### STATED GOAL
Send back the records in full, character for character.

### DATASET RECORDS
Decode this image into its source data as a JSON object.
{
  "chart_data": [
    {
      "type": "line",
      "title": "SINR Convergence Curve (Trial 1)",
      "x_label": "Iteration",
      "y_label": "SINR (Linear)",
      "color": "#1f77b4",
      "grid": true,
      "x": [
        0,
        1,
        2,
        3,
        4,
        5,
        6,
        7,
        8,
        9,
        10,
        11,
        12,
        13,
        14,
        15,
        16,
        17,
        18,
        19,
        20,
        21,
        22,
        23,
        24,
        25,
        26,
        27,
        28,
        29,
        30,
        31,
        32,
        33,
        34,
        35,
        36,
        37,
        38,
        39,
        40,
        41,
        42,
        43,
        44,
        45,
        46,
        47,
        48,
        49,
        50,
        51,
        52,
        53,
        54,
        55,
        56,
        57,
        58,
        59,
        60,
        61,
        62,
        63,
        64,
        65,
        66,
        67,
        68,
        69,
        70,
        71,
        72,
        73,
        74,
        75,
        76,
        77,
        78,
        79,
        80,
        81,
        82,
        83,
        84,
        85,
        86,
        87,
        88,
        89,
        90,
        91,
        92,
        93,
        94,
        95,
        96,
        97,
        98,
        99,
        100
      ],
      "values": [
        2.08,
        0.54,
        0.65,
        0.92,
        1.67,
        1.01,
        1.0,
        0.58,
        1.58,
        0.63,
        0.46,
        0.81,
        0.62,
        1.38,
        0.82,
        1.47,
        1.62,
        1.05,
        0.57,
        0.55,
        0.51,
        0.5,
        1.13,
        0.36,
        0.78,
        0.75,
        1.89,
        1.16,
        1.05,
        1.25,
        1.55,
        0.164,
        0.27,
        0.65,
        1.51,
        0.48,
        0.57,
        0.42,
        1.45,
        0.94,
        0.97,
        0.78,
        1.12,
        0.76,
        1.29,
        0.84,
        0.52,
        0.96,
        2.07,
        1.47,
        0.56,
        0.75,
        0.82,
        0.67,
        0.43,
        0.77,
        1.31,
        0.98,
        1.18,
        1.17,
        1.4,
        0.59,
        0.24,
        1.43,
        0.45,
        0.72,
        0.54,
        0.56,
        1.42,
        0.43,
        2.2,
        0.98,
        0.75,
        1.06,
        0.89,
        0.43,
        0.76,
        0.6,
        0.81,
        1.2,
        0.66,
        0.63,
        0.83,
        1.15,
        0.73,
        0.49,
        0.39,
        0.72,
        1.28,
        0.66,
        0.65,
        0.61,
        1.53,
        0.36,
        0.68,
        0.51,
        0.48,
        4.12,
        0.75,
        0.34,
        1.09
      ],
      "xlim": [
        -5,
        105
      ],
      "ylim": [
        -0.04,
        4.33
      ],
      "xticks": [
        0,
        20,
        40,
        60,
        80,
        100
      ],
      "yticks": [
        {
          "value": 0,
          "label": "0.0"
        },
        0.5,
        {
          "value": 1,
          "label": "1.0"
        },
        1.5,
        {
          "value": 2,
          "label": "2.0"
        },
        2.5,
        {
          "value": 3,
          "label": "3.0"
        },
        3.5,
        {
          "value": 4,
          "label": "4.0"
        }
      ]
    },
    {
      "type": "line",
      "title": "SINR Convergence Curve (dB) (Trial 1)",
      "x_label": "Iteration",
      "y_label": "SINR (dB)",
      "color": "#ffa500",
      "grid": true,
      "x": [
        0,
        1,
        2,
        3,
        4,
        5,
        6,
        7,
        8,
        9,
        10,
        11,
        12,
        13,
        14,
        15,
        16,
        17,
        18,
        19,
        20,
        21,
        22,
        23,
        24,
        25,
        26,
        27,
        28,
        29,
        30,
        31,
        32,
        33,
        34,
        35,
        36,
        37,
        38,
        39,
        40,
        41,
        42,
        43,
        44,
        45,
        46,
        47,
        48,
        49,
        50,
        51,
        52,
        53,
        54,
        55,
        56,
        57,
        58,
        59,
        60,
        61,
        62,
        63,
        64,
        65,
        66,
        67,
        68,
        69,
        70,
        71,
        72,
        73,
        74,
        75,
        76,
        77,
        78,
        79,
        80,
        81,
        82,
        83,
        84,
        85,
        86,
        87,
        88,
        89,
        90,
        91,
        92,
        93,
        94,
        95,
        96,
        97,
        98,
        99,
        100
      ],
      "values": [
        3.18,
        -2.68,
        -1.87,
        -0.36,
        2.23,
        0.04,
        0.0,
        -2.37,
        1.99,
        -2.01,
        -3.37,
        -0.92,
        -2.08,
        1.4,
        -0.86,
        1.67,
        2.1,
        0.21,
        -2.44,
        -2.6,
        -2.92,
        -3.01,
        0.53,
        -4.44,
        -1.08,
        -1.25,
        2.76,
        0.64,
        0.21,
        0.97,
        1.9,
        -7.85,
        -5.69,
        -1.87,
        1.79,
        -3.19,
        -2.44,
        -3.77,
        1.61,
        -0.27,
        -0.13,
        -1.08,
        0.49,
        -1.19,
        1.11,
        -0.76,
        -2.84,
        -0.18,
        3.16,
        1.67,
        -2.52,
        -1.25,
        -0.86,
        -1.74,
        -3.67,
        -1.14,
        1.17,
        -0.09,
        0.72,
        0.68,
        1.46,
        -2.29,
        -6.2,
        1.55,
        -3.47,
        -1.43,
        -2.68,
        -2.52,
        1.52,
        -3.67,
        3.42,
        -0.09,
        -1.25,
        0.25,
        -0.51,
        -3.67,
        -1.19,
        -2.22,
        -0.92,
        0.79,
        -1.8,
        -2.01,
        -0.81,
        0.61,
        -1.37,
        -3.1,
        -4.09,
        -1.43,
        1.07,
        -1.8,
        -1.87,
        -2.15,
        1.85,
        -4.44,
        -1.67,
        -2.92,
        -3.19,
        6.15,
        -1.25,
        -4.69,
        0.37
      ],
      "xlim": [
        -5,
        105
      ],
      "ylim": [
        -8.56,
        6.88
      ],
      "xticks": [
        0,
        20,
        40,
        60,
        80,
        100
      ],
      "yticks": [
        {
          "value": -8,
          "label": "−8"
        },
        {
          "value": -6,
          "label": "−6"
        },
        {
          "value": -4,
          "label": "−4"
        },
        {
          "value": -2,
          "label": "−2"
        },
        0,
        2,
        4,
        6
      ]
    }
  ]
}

### OUTPUT OF THE EXERCISE
Decode this image into its source data as a JSON object.
{
  "chart_data": [
    {
      "type": "line",
      "title": "SINR Convergence Curve (Trial 1)",
      "x_label": "Iteration",
      "y_label": "SINR (Linear)",
      "color": "#1f77b4",
      "grid": true,
      "x": [
        0,
        1,
        2,
        3,
        4,
        5,
        6,
        7,
        8,
        9,
        10,
        11,
        12,
        13,
        14,
        15,
        16,
        17,
        18,
        19,
        20,
        21,
        22,
        23,
        24,
        25,
        26,
        27,
        28,
        29,
        30,
        31,
        32,
        33,
        34,
        35,
        36,
        37,
        38,
        39,
        40,
        41,
        42,
        43,
        44,
        45,
        46,
        47,
        48,
        49,
        50,
        51,
        52,
        53,
        54,
        55,
        56,
        57,
        58,
        59,
        60,
        61,
        62,
        63,
        64,
        65,
        66,
        67,
        68,
        69,
        70,
        71,
        72,
        73,
        74,
        75,
        76,
        77,
        78,
        79,
        80,
        81,
        82,
        83,
        84,
        85,
        86,
        87,
        88,
        89,
        90,
        91,
        92,
        93,
        94,
        95,
        96,
        97,
        98,
        99,
        100
      ],
      "values": [
        2.08,
        0.54,
        0.65,
        0.92,
        1.67,
        1.01,
        1.0,
        0.58,
        1.58,
        0.63,
        0.46,
        0.81,
        0.62,
        1.38,
        0.82,
        1.47,
        1.62,
        1.05,
        0.57,
        0.55,
        0.51,
        0.5,
        1.13,
        0.36,
        0.78,
        0.75,
        1.89,
        1.16,
        1.05,
        1.25,
        1.55,
        0.164,
        0.27,
        0.65,
        1.51,
        0.48,
        0.57,
        0.42,
        1.45,
        0.94,
        0.97,
        0.78,
        1.12,
        0.76,
        1.29,
        0.84,
        0.52,
        0.96,
        2.07,
        1.47,
        0.56,
        0.75,
        0.82,
        0.67,
        0.43,
        0.77,
        1.31,
        0.98,
        1.18,
        1.17,
        1.4,
        0.59,
        0.24,
        1.43,
        0.45,
        0.72,
        0.54,
        0.56,
        1.42,
        0.43,
        2.2,
        0.98,
        0.75,
        1.06,
        0.89,
        0.43,
        0.76,
        0.6,
        0.81,
        1.2,
        0.66,
        0.63,
        0.83,
        1.15,
        0.73,
        0.49,
        0.39,
        0.72,
        1.28,
        0.66,
        0.65,
        0.61,
        1.53,
        0.36,
        0.68,
        0.51,
        0.48,
        4.12,
        0.75,
        0.34,
        1.09
      ],
      "xlim": [
        -5,
        105
      ],
      "ylim": [
        -0.04,
        4.33
      ],
      "xticks": [
        0,
        20,
        40,
        60,
        80,
        100
      ],
      "yticks": [
        {
          "value": 0,
          "label": "0.0"
        },
        0.5,
        {
          "value": 1,
          "label": "1.0"
        },
        1.5,
        {
          "value": 2,
          "label": "2.0"
        },
        2.5,
        {
          "value": 3,
          "label": "3.0"
        },
        3.5,
        {
          "value": 4,
          "label": "4.0"
        }
      ]
    },
    {
      "type": "line",
      "title": "SINR Convergence Curve (dB) (Trial 1)",
      "x_label": "Iteration",
      "y_label": "SINR (dB)",
      "color": "#ffa500",
      "grid": true,
      "x": [
        0,
        1,
        2,
        3,
        4,
        5,
        6,
        7,
        8,
        9,
        10,
        11,
        12,
        13,
        14,
        15,
        16,
        17,
        18,
        19,
        20,
        21,
        22,
        23,
        24,
        25,
        26,
        27,
        28,
        29,
        30,
        31,
        32,
        33,
        34,
        35,
        36,
        37,
        38,
        39,
        40,
        41,
        42,
        43,
        44,
        45,
        46,
        47,
        48,
        49,
        50,
        51,
        52,
        53,
        54,
        55,
        56,
        57,
        58,
        59,
        60,
        61,
        62,
        63,
        64,
        65,
        66,
        67,
        68,
        69,
        70,
        71,
        72,
        73,
        74,
        75,
        76,
        77,
        78,
        79,
        80,
        81,
        82,
        83,
        84,
        85,
        86,
        87,
        88,
        89,
        90,
        91,
        92,
        93,
        94,
        95,
        96,
        97,
        98,
        99,
        100
      ],
      "values": [
        3.18,
        -2.68,
        -1.87,
        -0.36,
        2.23,
        0.04,
        0.0,
        -2.37,
        1.99,
        -2.01,
        -3.37,
        -0.92,
        -2.08,
        1.4,
        -0.86,
        1.67,
        2.1,
        0.21,
        -2.44,
        -2.6,
        -2.92,
        -3.01,
        0.53,
        -4.44,
        -1.08,
        -1.25,
        2.76,
        0.64,
        0.21,
        0.97,
        1.9,
        -7.85,
        -5.69,
        -1.87,
        1.79,
        -3.19,
        -2.44,
        -3.77,
        1.61,
        -0.27,
        -0.13,
        -1.08,
        0.49,
        -1.19,
        1.11,
        -0.76,
        -2.84,
        -0.18,
        3.16,
        1.67,
        -2.52,
        -1.25,
        -0.86,
        -1.74,
        -3.67,
        -1.14,
        1.17,
        -0.09,
        0.72,
        0.68,
        1.46,
        -2.29,
        -6.2,
        1.55,
        -3.47,
        -1.43,
        -2.68,
        -2.52,
        1.52,
        -3.67,
        3.42,
        -0.09,
        -1.25,
        0.25,
        -0.51,
        -3.67,
        -1.19,
        -2.22,
        -0.92,
        0.79,
        -1.8,
        -2.01,
        -0.81,
        0.61,
        -1.37,
        -3.1,
        -4.09,
        -1.43,
        1.07,
        -1.8,
        -1.87,
        -2.15,
        1.85,
        -4.44,
        -1.67,
        -2.92,
        -3.19,
        6.15,
        -1.25,
        -4.69,
        0.37
      ],
      "xlim": [
        -5,
        105
      ],
      "ylim": [
        -8.56,
        6.88
      ],
      "xticks": [
        0,
        20,
        40,
        60,
        80,
        100
      ],
      "yticks": [
        {
          "value": -8,
          "label": "−8"
        },
        {
          "value": -6,
          "label": "−6"
        },
        {
          "value": -4,
          "label": "−4"
        },
        {
          "value": -2,
          "label": "−2"
        },
        0,
        2,
        4,
        6
      ]
    }
  ]
}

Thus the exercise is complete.